[start of DATA TO PROCESS]
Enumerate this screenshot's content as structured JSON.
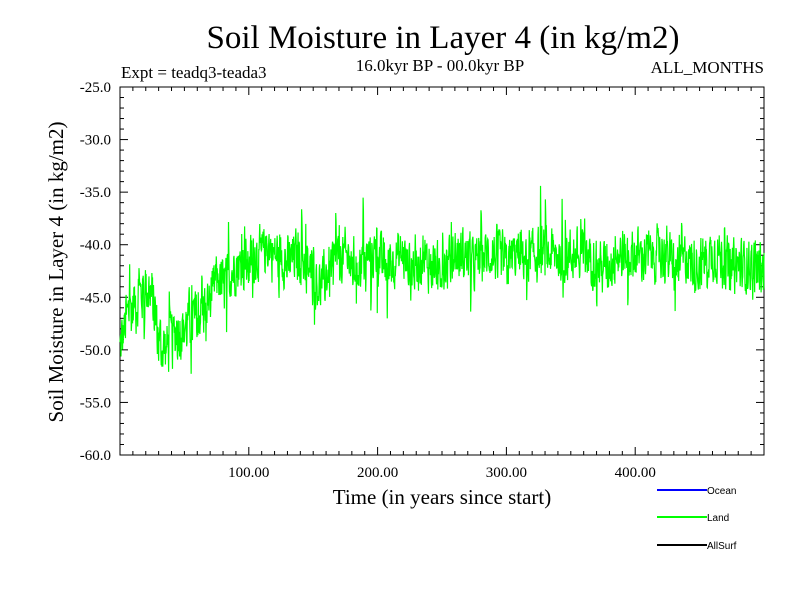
{
  "chart_data": {
    "type": "line",
    "title": "Soil Moisture in Layer 4 (in kg/m2)",
    "experiment_label": "Expt = teadq3-teada3",
    "period_label": "16.0kyr BP - 00.0kyr BP",
    "months_label": "ALL_MONTHS",
    "xlabel": "Time (in years since start)",
    "ylabel": "Soil Moisture in Layer 4 (in kg/m2)",
    "xlim": [
      0,
      500
    ],
    "ylim": [
      -60,
      -25
    ],
    "xticks": [
      100,
      200,
      300,
      400
    ],
    "xtick_labels": [
      "100.00",
      "200.00",
      "300.00",
      "400.00"
    ],
    "yticks": [
      -25,
      -30,
      -35,
      -40,
      -45,
      -50,
      -55,
      -60
    ],
    "ytick_labels": [
      "-25.0",
      "-30.0",
      "-35.0",
      "-40.0",
      "-45.0",
      "-50.0",
      "-55.0",
      "-60.0"
    ],
    "series": [
      {
        "name": "Ocean",
        "color": "#0000ff",
        "values": []
      },
      {
        "name": "Land",
        "color": "#00ff00",
        "x": [
          0,
          5,
          10,
          15,
          20,
          25,
          30,
          35,
          40,
          45,
          50,
          55,
          60,
          65,
          70,
          75,
          80,
          85,
          90,
          95,
          100,
          105,
          110,
          115,
          120,
          125,
          130,
          135,
          140,
          145,
          150,
          155,
          160,
          165,
          170,
          175,
          180,
          185,
          190,
          195,
          200,
          205,
          210,
          215,
          220,
          225,
          230,
          235,
          240,
          245,
          250,
          255,
          260,
          265,
          270,
          275,
          280,
          285,
          290,
          295,
          300,
          305,
          310,
          315,
          320,
          325,
          330,
          335,
          340,
          345,
          350,
          355,
          360,
          365,
          370,
          375,
          380,
          385,
          390,
          395,
          400,
          405,
          410,
          415,
          420,
          425,
          430,
          435,
          440,
          445,
          450,
          455,
          460,
          465,
          470,
          475,
          480,
          485,
          490,
          495,
          500
        ],
        "values": [
          -50,
          -47,
          -46,
          -45,
          -44,
          -45,
          -49,
          -50,
          -49,
          -48,
          -48,
          -47,
          -47,
          -46,
          -45,
          -43,
          -44,
          -43,
          -42,
          -42,
          -42,
          -41,
          -41,
          -40,
          -41,
          -41,
          -42,
          -41,
          -41,
          -42,
          -43,
          -44,
          -43,
          -42,
          -41,
          -41,
          -42,
          -42,
          -41,
          -41,
          -41,
          -42,
          -42,
          -41,
          -41,
          -42,
          -42,
          -41,
          -42,
          -42,
          -42,
          -42,
          -41,
          -41,
          -41,
          -42,
          -41,
          -41,
          -41,
          -41,
          -42,
          -41,
          -41,
          -41,
          -41,
          -41,
          -41,
          -41,
          -41,
          -41,
          -41,
          -41,
          -41,
          -41,
          -42,
          -42,
          -42,
          -41,
          -41,
          -41,
          -41,
          -41,
          -41,
          -41,
          -41,
          -41,
          -42,
          -42,
          -41,
          -42,
          -42,
          -41,
          -41,
          -41,
          -42,
          -42,
          -42,
          -42,
          -42,
          -42,
          -42
        ]
      },
      {
        "name": "AllSurf",
        "color": "#000000",
        "values": []
      }
    ],
    "legend_position": "bottom-right"
  }
}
[end of DATA TO PROCESS]
▶ _WRITTEN TASK_: Copy each line of the records precisely and drop any images they hold.

▶ _SOLUTION FOR THIS EXERCISE_:
Enumerate this screenshot's content as structured JSON.
{
  "chart_data": {
    "type": "line",
    "title": "Soil Moisture in Layer 4 (in kg/m2)",
    "experiment_label": "Expt = teadq3-teada3",
    "period_label": "16.0kyr BP - 00.0kyr BP",
    "months_label": "ALL_MONTHS",
    "xlabel": "Time (in years since start)",
    "ylabel": "Soil Moisture in Layer 4 (in kg/m2)",
    "xlim": [
      0,
      500
    ],
    "ylim": [
      -60,
      -25
    ],
    "xticks": [
      100,
      200,
      300,
      400
    ],
    "xtick_labels": [
      "100.00",
      "200.00",
      "300.00",
      "400.00"
    ],
    "yticks": [
      -25,
      -30,
      -35,
      -40,
      -45,
      -50,
      -55,
      -60
    ],
    "ytick_labels": [
      "-25.0",
      "-30.0",
      "-35.0",
      "-40.0",
      "-45.0",
      "-50.0",
      "-55.0",
      "-60.0"
    ],
    "series": [
      {
        "name": "Ocean",
        "color": "#0000ff",
        "values": []
      },
      {
        "name": "Land",
        "color": "#00ff00",
        "x": [
          0,
          5,
          10,
          15,
          20,
          25,
          30,
          35,
          40,
          45,
          50,
          55,
          60,
          65,
          70,
          75,
          80,
          85,
          90,
          95,
          100,
          105,
          110,
          115,
          120,
          125,
          130,
          135,
          140,
          145,
          150,
          155,
          160,
          165,
          170,
          175,
          180,
          185,
          190,
          195,
          200,
          205,
          210,
          215,
          220,
          225,
          230,
          235,
          240,
          245,
          250,
          255,
          260,
          265,
          270,
          275,
          280,
          285,
          290,
          295,
          300,
          305,
          310,
          315,
          320,
          325,
          330,
          335,
          340,
          345,
          350,
          355,
          360,
          365,
          370,
          375,
          380,
          385,
          390,
          395,
          400,
          405,
          410,
          415,
          420,
          425,
          430,
          435,
          440,
          445,
          450,
          455,
          460,
          465,
          470,
          475,
          480,
          485,
          490,
          495,
          500
        ],
        "values": [
          -50,
          -47,
          -46,
          -45,
          -44,
          -45,
          -49,
          -50,
          -49,
          -48,
          -48,
          -47,
          -47,
          -46,
          -45,
          -43,
          -44,
          -43,
          -42,
          -42,
          -42,
          -41,
          -41,
          -40,
          -41,
          -41,
          -42,
          -41,
          -41,
          -42,
          -43,
          -44,
          -43,
          -42,
          -41,
          -41,
          -42,
          -42,
          -41,
          -41,
          -41,
          -42,
          -42,
          -41,
          -41,
          -42,
          -42,
          -41,
          -42,
          -42,
          -42,
          -42,
          -41,
          -41,
          -41,
          -42,
          -41,
          -41,
          -41,
          -41,
          -42,
          -41,
          -41,
          -41,
          -41,
          -41,
          -41,
          -41,
          -41,
          -41,
          -41,
          -41,
          -41,
          -41,
          -42,
          -42,
          -42,
          -41,
          -41,
          -41,
          -41,
          -41,
          -41,
          -41,
          -41,
          -41,
          -42,
          -42,
          -41,
          -42,
          -42,
          -41,
          -41,
          -41,
          -42,
          -42,
          -42,
          -42,
          -42,
          -42,
          -42
        ]
      },
      {
        "name": "AllSurf",
        "color": "#000000",
        "values": []
      }
    ],
    "legend_position": "bottom-right"
  }
}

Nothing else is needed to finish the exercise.